- Source material
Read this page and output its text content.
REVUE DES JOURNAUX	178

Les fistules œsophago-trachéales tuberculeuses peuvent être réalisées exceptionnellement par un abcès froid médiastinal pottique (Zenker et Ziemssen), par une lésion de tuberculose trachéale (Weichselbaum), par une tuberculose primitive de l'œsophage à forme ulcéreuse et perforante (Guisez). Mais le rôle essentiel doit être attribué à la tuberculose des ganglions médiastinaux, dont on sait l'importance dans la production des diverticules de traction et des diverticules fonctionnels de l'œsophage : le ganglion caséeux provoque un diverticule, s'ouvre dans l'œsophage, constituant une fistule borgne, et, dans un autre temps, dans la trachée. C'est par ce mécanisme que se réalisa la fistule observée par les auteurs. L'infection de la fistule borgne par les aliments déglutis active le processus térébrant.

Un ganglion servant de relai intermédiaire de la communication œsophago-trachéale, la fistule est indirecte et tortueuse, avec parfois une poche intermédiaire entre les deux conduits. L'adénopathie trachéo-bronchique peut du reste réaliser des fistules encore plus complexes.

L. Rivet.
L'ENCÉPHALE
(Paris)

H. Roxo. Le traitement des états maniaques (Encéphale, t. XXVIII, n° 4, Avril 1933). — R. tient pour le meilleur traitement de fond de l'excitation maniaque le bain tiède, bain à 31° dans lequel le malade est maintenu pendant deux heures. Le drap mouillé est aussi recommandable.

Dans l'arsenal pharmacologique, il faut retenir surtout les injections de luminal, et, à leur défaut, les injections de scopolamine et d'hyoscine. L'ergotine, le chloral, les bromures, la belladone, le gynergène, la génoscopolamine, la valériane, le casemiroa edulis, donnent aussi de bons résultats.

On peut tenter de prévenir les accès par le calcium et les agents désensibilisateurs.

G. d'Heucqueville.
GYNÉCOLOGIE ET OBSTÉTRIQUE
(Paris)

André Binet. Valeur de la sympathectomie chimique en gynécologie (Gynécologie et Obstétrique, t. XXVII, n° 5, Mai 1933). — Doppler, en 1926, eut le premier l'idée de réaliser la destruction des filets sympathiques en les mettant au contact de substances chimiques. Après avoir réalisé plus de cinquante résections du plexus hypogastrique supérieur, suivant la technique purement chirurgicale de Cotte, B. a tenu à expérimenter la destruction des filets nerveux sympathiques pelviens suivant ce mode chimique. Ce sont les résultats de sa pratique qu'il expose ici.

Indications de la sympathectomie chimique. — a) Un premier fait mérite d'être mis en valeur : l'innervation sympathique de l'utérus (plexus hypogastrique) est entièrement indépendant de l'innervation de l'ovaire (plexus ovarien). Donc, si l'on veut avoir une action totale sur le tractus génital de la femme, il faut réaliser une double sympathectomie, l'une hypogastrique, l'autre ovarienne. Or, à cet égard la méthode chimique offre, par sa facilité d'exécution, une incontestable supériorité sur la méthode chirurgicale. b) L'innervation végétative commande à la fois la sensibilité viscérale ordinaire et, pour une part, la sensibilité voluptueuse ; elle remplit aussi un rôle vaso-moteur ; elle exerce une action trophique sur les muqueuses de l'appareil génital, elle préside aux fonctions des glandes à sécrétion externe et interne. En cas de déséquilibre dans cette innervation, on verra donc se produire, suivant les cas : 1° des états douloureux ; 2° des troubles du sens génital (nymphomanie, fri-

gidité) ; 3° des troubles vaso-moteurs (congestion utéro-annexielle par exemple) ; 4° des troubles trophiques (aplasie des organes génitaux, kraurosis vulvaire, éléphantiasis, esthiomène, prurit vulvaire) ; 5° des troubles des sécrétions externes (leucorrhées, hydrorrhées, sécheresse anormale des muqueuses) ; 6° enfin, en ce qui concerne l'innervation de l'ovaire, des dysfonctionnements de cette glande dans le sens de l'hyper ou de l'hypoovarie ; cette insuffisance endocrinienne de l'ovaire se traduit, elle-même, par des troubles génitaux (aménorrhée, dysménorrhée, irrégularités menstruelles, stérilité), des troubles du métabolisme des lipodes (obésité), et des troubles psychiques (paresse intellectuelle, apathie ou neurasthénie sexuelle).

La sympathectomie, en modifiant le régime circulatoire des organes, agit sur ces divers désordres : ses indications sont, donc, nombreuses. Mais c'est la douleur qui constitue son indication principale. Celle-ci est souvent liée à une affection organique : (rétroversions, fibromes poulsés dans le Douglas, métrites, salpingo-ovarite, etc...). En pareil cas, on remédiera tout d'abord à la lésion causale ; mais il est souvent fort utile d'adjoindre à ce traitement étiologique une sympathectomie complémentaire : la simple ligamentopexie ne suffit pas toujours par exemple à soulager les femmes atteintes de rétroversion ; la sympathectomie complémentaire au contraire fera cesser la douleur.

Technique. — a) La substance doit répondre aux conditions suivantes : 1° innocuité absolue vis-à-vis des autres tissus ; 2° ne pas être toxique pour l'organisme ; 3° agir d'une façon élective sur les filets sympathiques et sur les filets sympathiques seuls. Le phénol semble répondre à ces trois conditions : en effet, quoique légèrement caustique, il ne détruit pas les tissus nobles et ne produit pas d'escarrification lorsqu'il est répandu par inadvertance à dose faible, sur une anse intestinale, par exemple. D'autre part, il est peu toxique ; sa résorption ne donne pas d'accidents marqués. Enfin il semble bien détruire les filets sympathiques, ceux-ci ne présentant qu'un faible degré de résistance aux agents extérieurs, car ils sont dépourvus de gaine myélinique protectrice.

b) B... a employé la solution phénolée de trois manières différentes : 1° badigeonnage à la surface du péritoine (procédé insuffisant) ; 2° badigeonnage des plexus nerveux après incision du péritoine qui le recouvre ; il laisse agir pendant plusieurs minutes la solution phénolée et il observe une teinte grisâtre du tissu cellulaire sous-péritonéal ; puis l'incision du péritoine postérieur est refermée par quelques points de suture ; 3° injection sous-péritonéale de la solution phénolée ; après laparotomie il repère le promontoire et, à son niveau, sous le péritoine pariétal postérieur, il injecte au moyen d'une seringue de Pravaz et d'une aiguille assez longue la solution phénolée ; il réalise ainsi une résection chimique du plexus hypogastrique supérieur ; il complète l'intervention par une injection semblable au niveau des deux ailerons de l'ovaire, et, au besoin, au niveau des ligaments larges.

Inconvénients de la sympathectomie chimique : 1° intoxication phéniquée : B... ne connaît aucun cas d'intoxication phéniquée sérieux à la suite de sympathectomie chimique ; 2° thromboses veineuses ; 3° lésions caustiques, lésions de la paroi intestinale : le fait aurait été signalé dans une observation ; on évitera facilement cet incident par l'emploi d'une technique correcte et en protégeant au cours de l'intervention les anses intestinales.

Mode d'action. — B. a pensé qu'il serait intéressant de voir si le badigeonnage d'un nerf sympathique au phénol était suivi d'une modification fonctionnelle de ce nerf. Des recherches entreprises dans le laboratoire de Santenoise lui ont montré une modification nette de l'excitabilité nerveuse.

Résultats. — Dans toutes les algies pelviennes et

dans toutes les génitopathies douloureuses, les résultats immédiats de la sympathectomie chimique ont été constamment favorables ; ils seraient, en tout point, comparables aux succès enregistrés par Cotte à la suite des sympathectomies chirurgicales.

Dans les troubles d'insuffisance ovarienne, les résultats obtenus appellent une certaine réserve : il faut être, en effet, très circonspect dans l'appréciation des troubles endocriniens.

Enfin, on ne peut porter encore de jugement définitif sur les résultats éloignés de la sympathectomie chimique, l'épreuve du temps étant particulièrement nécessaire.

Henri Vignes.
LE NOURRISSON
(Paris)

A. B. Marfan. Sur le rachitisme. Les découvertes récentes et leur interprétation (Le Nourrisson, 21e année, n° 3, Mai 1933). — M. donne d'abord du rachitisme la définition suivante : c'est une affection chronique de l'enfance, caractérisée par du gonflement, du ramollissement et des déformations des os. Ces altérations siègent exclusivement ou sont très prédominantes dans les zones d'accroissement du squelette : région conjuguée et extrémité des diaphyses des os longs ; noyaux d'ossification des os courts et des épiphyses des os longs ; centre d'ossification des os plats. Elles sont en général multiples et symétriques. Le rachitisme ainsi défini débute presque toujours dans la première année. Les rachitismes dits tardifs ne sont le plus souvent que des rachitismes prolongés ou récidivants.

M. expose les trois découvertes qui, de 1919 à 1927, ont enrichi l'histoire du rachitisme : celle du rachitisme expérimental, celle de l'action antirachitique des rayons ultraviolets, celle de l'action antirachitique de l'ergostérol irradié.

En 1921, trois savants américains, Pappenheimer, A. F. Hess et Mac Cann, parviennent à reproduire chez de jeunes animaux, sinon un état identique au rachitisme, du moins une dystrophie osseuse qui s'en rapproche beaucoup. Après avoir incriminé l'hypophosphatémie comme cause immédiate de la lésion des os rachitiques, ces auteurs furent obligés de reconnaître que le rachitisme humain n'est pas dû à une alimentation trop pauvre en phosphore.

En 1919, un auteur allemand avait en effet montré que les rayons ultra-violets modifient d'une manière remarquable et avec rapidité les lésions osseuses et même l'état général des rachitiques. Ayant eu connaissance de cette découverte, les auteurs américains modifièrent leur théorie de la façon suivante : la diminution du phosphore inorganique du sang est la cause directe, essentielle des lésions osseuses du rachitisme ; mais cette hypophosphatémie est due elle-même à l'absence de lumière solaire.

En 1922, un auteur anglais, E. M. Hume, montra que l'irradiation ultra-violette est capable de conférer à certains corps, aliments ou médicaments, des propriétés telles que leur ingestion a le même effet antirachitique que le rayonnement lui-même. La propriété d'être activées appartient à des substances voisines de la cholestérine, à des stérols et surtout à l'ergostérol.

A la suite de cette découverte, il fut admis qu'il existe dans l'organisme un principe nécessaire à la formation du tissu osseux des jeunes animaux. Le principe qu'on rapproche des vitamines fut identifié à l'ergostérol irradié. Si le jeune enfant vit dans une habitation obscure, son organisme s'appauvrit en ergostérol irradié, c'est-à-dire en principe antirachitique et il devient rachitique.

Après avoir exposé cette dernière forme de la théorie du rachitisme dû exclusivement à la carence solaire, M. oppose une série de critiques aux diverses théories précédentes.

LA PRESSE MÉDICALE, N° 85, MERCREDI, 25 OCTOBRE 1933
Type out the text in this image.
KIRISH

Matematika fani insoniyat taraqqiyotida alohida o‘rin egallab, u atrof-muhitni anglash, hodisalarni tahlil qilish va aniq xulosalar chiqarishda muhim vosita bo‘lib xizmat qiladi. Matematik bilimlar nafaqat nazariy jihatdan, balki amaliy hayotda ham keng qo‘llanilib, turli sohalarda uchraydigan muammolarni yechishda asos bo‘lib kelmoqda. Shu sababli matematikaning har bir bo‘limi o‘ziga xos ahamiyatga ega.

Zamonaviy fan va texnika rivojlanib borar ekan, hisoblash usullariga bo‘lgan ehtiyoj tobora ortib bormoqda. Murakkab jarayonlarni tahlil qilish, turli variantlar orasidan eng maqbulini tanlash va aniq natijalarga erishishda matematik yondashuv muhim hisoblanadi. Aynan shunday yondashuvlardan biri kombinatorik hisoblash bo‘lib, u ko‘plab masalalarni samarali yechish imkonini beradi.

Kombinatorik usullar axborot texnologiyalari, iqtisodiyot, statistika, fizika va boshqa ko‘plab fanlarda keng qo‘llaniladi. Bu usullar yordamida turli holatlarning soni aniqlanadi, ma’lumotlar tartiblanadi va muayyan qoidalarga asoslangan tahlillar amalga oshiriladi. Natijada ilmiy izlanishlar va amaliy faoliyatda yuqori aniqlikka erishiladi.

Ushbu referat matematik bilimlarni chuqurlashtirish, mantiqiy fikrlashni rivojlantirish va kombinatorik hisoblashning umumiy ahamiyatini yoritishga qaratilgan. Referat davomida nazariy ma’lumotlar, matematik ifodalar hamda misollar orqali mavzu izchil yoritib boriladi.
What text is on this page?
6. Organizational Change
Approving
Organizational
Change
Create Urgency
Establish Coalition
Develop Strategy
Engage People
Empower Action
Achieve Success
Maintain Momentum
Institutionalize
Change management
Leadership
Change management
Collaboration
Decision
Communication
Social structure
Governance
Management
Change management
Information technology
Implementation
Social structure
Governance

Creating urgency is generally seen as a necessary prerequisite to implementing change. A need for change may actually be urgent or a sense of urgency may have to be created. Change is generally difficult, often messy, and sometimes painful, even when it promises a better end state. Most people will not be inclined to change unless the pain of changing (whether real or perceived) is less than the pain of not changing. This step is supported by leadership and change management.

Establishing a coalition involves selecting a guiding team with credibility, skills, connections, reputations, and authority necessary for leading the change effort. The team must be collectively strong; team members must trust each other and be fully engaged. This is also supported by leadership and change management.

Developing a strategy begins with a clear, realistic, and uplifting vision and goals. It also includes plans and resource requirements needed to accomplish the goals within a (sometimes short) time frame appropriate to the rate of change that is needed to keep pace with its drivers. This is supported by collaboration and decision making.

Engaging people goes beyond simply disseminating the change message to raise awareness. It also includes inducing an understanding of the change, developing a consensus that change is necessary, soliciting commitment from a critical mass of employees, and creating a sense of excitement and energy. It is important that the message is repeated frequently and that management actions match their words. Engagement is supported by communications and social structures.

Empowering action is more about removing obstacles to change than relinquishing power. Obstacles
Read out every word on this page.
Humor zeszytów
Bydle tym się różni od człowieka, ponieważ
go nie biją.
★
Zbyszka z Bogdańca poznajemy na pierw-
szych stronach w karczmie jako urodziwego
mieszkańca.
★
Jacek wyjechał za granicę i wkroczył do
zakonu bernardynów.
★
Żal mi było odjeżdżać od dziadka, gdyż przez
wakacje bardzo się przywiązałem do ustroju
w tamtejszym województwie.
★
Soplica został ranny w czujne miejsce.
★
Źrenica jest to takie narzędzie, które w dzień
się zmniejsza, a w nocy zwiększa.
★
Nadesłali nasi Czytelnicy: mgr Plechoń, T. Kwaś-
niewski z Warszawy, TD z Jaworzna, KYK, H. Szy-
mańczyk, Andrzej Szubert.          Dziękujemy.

- Work to do
Where a line in the entries holds "with", copy that line.

- Solution for this exercise
Establishing a coalition involves selecting a guiding team with credibility, skills, connections, reputations, and authority necessary for leading the change effort. The team must be collectively strong; team members must trust each other and be fully engaged. This is also supported by leadership and change management.
Developing a strategy begins with a clear, realistic, and uplifting vision and goals. It also includes plans and resource requirements needed to accomplish the goals within a (sometimes short) time frame appropriate to the rate of change that is needed to keep pace with its drivers. This is supported by collaboration and decision making.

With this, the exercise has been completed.